PROBLEM DESCRIPTION
Reproduce all entries verbatim, with nothing added or dropped.

------------------------

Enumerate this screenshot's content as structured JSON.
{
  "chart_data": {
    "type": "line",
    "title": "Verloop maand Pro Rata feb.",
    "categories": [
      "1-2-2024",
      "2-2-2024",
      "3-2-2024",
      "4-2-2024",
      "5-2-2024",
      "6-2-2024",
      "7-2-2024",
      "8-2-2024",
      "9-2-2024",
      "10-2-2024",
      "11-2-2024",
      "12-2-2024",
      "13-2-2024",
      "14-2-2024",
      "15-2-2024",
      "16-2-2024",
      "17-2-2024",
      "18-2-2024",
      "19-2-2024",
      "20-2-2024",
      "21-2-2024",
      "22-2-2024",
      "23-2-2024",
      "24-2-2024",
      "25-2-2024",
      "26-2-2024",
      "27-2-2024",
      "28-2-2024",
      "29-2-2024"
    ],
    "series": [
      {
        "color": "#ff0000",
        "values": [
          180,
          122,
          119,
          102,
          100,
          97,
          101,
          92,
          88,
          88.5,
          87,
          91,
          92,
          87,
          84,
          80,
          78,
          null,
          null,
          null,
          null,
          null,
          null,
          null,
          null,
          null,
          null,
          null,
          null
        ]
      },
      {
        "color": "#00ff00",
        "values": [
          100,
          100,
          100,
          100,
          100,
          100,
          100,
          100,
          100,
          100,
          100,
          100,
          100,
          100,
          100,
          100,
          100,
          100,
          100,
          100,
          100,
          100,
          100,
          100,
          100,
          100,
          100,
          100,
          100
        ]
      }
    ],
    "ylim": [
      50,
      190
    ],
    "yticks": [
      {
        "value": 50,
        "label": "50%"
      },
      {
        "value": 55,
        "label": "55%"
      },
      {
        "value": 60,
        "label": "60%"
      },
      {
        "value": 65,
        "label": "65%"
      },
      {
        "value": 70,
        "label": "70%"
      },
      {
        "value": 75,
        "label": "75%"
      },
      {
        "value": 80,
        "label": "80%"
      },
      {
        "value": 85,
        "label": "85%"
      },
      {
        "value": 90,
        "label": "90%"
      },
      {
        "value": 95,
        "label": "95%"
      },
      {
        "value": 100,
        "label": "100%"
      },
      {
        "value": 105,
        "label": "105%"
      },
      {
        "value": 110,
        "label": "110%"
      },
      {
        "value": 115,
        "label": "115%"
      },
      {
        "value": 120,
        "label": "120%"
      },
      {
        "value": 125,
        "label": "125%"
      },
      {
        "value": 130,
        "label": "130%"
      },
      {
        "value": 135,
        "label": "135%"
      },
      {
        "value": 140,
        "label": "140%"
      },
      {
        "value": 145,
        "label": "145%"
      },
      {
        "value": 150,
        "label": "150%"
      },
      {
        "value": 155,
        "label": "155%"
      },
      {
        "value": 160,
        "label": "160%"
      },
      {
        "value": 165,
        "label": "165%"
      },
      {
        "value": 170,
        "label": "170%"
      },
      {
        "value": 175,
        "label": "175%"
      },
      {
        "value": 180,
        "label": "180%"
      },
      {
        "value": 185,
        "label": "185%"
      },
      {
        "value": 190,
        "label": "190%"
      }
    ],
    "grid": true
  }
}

------------------------

CORRECT RESULT
Enumerate this screenshot's content as structured JSON.
{
  "chart_data": {
    "type": "line",
    "title": "Verloop maand Pro Rata feb.",
    "categories": [
      "1-2-2024",
      "2-2-2024",
      "3-2-2024",
      "4-2-2024",
      "5-2-2024",
      "6-2-2024",
      "7-2-2024",
      "8-2-2024",
      "9-2-2024",
      "10-2-2024",
      "11-2-2024",
      "12-2-2024",
      "13-2-2024",
      "14-2-2024",
      "15-2-2024",
      "16-2-2024",
      "17-2-2024",
      "18-2-2024",
      "19-2-2024",
      "20-2-2024",
      "21-2-2024",
      "22-2-2024",
      "23-2-2024",
      "24-2-2024",
      "25-2-2024",
      "26-2-2024",
      "27-2-2024",
      "28-2-2024",
      "29-2-2024"
    ],
    "series": [
      {
        "color": "#ff0000",
        "values": [
          180,
          122,
          119,
          102,
          100,
          97,
          101,
          92,
          88,
          88.5,
          87,
          91,
          92,
          87,
          84,
          80,
          78,
          null,
          null,
          null,
          null,
          null,
          null,
          null,
          null,
          null,
          null,
          null,
          null
        ]
      },
      {
        "color": "#00ff00",
        "values": [
          100,
          100,
          100,
          100,
          100,
          100,
          100,
          100,
          100,
          100,
          100,
          100,
          100,
          100,
          100,
          100,
          100,
          100,
          100,
          100,
          100,
          100,
          100,
          100,
          100,
          100,
          100,
          100,
          100
        ]
      }
    ],
    "ylim": [
      50,
      190
    ],
    "yticks": [
      {
        "value": 50,
        "label": "50%"
      },
      {
        "value": 55,
        "label": "55%"
      },
      {
        "value": 60,
        "label": "60%"
      },
      {
        "value": 65,
        "label": "65%"
      },
      {
        "value": 70,
        "label": "70%"
      },
      {
        "value": 75,
        "label": "75%"
      },
      {
        "value": 80,
        "label": "80%"
      },
      {
        "value": 85,
        "label": "85%"
      },
      {
        "value": 90,
        "label": "90%"
      },
      {
        "value": 95,
        "label": "95%"
      },
      {
        "value": 100,
        "label": "100%"
      },
      {
        "value": 105,
        "label": "105%"
      },
      {
        "value": 110,
        "label": "110%"
      },
      {
        "value": 115,
        "label": "115%"
      },
      {
        "value": 120,
        "label": "120%"
      },
      {
        "value": 125,
        "label": "125%"
      },
      {
        "value": 130,
        "label": "130%"
      },
      {
        "value": 135,
        "label": "135%"
      },
      {
        "value": 140,
        "label": "140%"
      },
      {
        "value": 145,
        "label": "145%"
      },
      {
        "value": 150,
        "label": "150%"
      },
      {
        "value": 155,
        "label": "155%"
      },
      {
        "value": 160,
        "label": "160%"
      },
      {
        "value": 165,
        "label": "165%"
      },
      {
        "value": 170,
        "label": "170%"
      },
      {
        "value": 175,
        "label": "175%"
      },
      {
        "value": 180,
        "label": "180%"
      },
      {
        "value": 185,
        "label": "185%"
      },
      {
        "value": 190,
        "label": "190%"
      }
    ],
    "grid": true
  }
}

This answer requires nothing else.